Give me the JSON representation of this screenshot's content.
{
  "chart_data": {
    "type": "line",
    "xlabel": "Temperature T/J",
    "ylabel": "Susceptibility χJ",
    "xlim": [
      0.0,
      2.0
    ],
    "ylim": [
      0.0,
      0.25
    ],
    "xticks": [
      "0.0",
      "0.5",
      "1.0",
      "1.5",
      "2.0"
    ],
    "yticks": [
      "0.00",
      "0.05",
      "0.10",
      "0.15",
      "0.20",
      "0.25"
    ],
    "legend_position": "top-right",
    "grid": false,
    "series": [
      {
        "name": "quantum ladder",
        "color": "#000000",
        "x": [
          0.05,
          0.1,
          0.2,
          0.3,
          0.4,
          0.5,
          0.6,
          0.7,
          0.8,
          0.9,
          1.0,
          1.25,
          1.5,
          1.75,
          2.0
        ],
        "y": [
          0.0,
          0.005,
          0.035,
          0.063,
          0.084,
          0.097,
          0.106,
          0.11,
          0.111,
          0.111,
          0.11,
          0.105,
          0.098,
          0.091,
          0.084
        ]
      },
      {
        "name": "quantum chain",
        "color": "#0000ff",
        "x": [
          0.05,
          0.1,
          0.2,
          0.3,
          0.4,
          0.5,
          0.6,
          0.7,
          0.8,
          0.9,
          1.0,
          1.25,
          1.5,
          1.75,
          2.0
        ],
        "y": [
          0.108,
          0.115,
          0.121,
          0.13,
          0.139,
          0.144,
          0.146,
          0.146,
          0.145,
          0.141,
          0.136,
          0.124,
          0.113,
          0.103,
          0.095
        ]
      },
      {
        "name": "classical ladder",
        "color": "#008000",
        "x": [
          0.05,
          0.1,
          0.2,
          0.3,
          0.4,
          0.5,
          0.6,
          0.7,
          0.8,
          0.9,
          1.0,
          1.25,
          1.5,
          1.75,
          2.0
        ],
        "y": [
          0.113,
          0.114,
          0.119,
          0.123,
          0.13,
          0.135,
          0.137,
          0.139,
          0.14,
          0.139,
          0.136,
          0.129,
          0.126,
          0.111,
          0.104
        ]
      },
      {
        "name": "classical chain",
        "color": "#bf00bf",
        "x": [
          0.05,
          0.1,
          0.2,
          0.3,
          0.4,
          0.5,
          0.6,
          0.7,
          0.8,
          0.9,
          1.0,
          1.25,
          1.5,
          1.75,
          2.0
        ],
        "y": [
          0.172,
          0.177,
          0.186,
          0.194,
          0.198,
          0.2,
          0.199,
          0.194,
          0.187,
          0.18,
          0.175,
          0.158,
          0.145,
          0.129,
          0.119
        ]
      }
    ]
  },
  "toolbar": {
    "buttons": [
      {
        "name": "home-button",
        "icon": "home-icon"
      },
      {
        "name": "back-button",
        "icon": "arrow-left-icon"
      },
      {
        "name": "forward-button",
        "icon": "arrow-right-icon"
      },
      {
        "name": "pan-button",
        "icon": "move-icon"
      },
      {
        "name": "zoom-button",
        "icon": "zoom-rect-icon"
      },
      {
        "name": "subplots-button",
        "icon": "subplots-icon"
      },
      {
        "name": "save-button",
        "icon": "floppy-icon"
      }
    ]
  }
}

---

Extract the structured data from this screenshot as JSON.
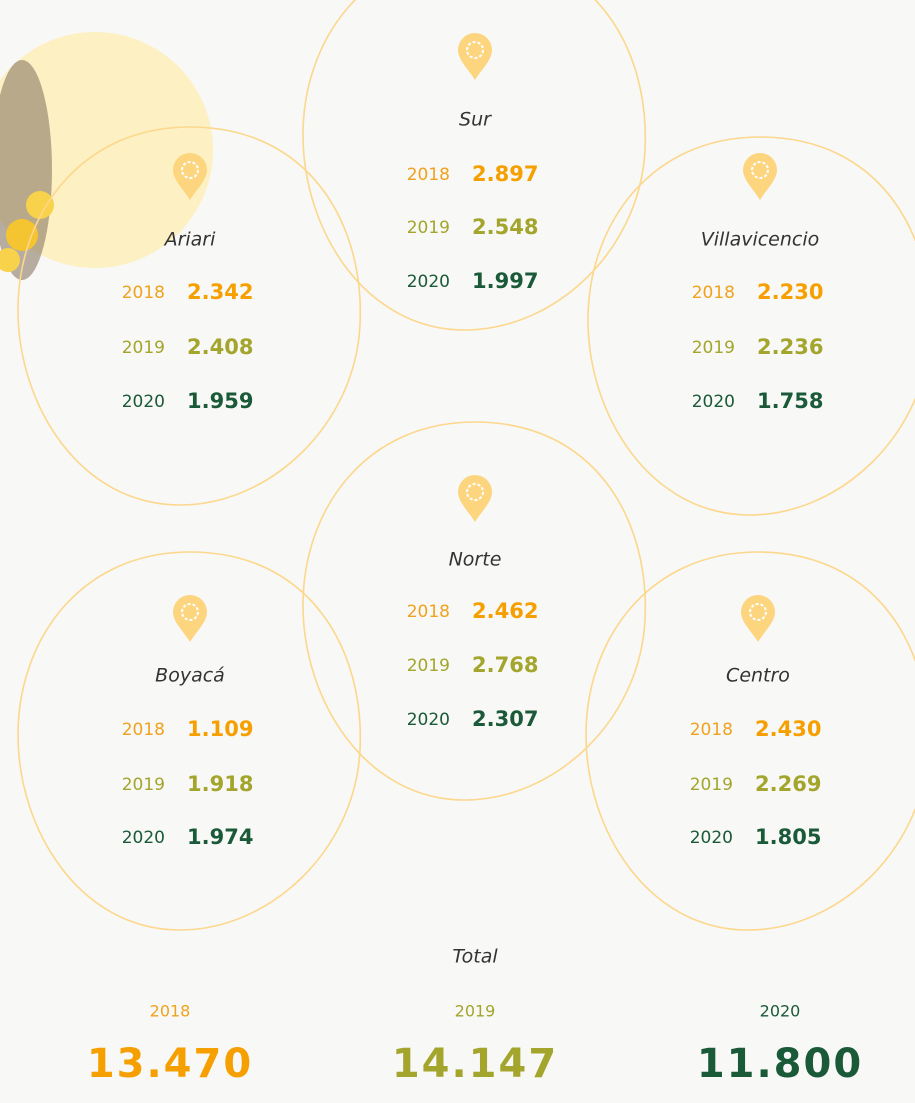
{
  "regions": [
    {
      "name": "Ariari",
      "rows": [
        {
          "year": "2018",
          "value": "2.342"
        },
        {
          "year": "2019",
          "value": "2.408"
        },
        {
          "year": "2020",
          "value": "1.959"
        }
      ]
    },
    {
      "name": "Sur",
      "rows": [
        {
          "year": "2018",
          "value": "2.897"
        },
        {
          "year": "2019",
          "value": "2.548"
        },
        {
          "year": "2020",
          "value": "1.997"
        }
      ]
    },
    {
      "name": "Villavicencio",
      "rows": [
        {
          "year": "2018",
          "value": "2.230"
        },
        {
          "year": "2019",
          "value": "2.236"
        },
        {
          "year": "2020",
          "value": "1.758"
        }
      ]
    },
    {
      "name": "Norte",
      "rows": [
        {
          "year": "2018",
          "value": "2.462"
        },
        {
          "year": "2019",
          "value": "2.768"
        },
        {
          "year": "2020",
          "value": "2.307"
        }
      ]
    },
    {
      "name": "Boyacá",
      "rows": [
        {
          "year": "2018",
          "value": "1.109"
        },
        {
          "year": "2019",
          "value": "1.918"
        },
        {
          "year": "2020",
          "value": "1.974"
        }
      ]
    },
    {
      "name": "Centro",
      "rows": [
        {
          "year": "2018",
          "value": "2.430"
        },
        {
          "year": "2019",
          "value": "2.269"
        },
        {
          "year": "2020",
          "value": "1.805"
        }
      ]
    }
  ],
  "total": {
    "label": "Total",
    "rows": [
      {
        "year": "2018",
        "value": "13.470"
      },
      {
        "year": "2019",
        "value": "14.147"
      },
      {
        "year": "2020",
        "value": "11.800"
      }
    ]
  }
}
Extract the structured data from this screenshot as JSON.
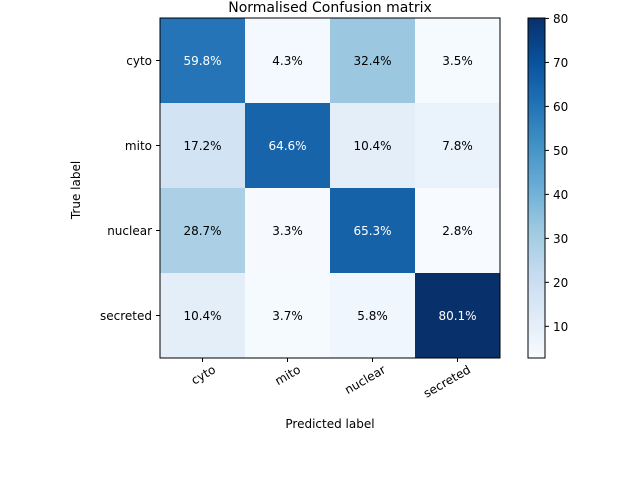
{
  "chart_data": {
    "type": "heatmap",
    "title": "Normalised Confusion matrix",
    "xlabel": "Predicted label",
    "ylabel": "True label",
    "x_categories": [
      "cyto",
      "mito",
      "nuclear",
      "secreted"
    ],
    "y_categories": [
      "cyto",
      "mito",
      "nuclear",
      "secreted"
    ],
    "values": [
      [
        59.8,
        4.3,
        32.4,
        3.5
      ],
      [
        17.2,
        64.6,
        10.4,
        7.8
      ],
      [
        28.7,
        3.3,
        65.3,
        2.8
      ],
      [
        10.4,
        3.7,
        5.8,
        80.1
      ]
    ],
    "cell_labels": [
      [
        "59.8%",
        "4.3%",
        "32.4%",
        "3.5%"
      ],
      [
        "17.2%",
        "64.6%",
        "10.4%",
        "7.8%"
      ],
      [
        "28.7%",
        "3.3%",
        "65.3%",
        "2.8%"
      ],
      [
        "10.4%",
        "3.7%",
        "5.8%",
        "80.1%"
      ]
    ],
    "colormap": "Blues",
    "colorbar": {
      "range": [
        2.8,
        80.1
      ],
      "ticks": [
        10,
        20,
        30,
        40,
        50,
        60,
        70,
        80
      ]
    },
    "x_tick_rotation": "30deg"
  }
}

● **Written instruction**:
In the material above, show every line where the word "classical" turns up.

● **Final answer**:
        "name": "classical ladder",
        "name": "classical chain",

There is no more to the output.